- DIRECTIONS FOR THIS TASK -
With the pictures omitted, write out the entries that follow exactly as they stand.

- INPUT MATERIAL -
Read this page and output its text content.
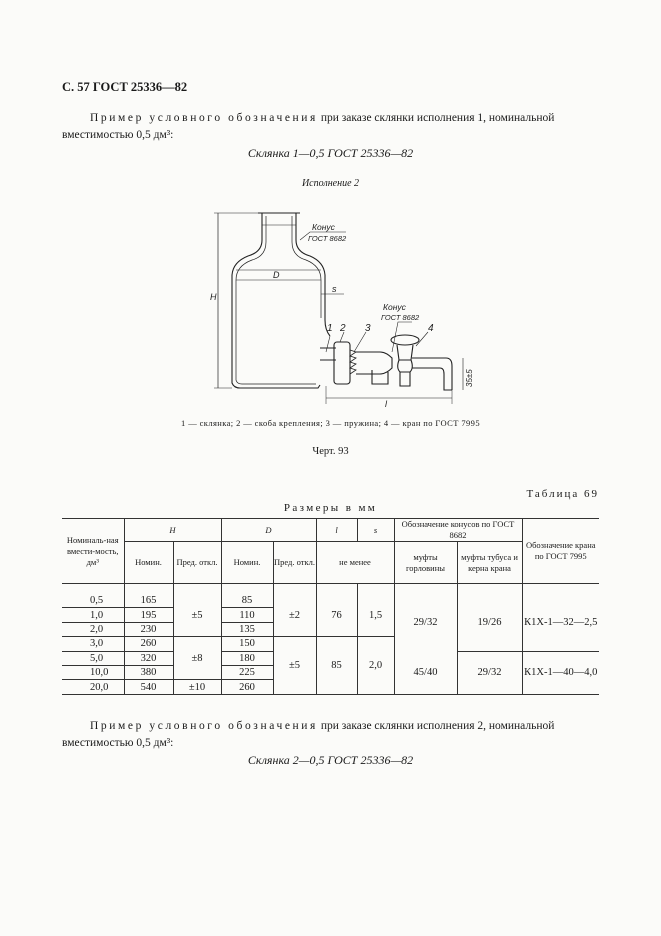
С. 57 ГОСТ 25336—82
Пример условного обозначения при заказе склянки исполнения 1, номинальной вместимостью 0,5 дм³:
Склянка 1—0,5 ГОСТ 25336—82
Исполнение 2
Конус
ГОСТ 8682
Конус
ГОСТ 8682
H
D
s
l
35±5
1 2 3	4
1 — склянка; 2 — скоба крепления; 3 — пружина; 4 — кран по ГОСТ 7995
Черт. 93
Таблица 69
Размеры в мм
Номиналь-ная вмести-мость, дм³	H		D		l	s	Обозначение конусов по ГОСТ 8682		Обозначение крана по ГОСТ 7995
	Номин.	Пред. откл.	Номин.	Пред. откл.	не менее		муфты горловины	муфты тубуса и керна крана	

0,5	165	±5	85	±2	76	1,5	29/32	19/26	К1Х-1—32—2,5
1,0	195		110						
2,0	230		135						
3,0	260	±8	150	±5	85	2,0			
5,0	320		180				45/40	29/32	К1Х-1—40—4,0
10,0	380		225						
20,0	540	±10	260						
Пример условного обозначения при заказе склянки исполнения 2, номинальной вместимостью 0,5 дм³:
Склянка 2—0,5 ГОСТ 25336—82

- EXERCISE RESPONSE -
Read this page and output its text content.
С. 57 ГОСТ 25336—82
Пример условного обозначения при заказе склянки исполнения 1, номинальной вместимостью 0,5 дм³:
Склянка 1—0,5 ГОСТ 25336—82
Исполнение 2
Конус
ГОСТ 8682
Конус
ГОСТ 8682
H
D
s
l
35±5
1 2 3	4
1 — склянка; 2 — скоба крепления; 3 — пружина; 4 — кран по ГОСТ 7995
Черт. 93
Таблица 69
Размеры в мм
Номиналь-ная вмести-мость, дм³	H		D		l	s	Обозначение конусов по ГОСТ 8682		Обозначение крана по ГОСТ 7995
	Номин.	Пред. откл.	Номин.	Пред. откл.	не менее		муфты горловины	муфты тубуса и керна крана	

0,5	165	±5	85	±2	76	1,5	29/32	19/26	К1Х-1—32—2,5
1,0	195		110						
2,0	230		135						
3,0	260	±8	150	±5	85	2,0			
5,0	320		180				45/40	29/32	К1Х-1—40—4,0
10,0	380		225						
20,0	540	±10	260						
Пример условного обозначения при заказе склянки исполнения 2, номинальной вместимостью 0,5 дм³:
Склянка 2—0,5 ГОСТ 25336—82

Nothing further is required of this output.